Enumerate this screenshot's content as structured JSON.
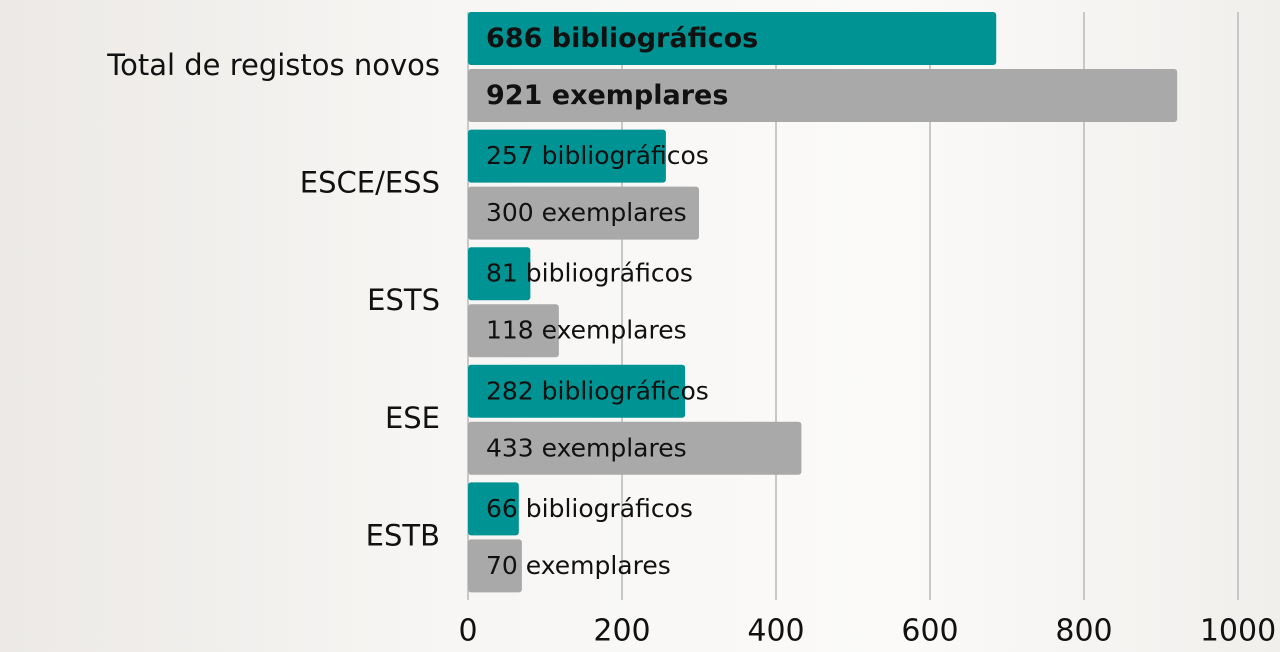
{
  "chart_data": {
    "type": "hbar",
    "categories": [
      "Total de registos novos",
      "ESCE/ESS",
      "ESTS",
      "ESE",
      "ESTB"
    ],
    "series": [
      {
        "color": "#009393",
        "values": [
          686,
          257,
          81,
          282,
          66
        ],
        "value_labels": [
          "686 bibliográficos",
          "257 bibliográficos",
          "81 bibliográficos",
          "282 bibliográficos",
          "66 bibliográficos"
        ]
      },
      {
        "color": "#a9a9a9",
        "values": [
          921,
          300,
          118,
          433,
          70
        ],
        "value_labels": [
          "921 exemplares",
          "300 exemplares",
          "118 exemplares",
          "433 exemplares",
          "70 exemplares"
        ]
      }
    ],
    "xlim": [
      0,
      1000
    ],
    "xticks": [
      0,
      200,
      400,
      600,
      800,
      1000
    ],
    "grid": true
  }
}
==
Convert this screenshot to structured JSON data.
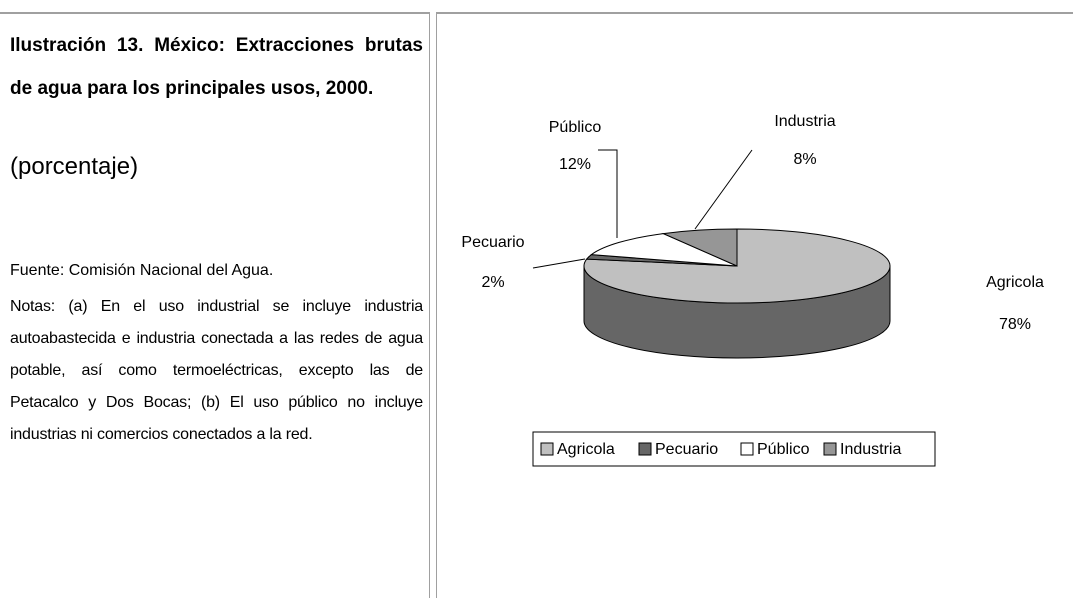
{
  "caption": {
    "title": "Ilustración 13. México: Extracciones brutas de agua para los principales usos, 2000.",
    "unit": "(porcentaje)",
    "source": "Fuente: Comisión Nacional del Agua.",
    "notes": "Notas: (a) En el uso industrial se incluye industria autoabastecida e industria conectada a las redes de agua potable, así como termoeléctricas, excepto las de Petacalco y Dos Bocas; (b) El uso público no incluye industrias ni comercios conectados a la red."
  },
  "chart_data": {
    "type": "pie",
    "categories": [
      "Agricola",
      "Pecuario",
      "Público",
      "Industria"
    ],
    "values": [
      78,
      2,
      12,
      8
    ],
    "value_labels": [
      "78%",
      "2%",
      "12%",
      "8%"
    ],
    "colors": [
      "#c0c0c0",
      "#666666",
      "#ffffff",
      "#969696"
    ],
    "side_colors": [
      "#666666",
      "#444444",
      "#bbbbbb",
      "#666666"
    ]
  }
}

** Short exercise **
Every line that holds the word "structured" should be extracted.

** Exercise result **
Enumerate this screenshot's content as structured JSON.
Convert this screenshot to structured JSON data.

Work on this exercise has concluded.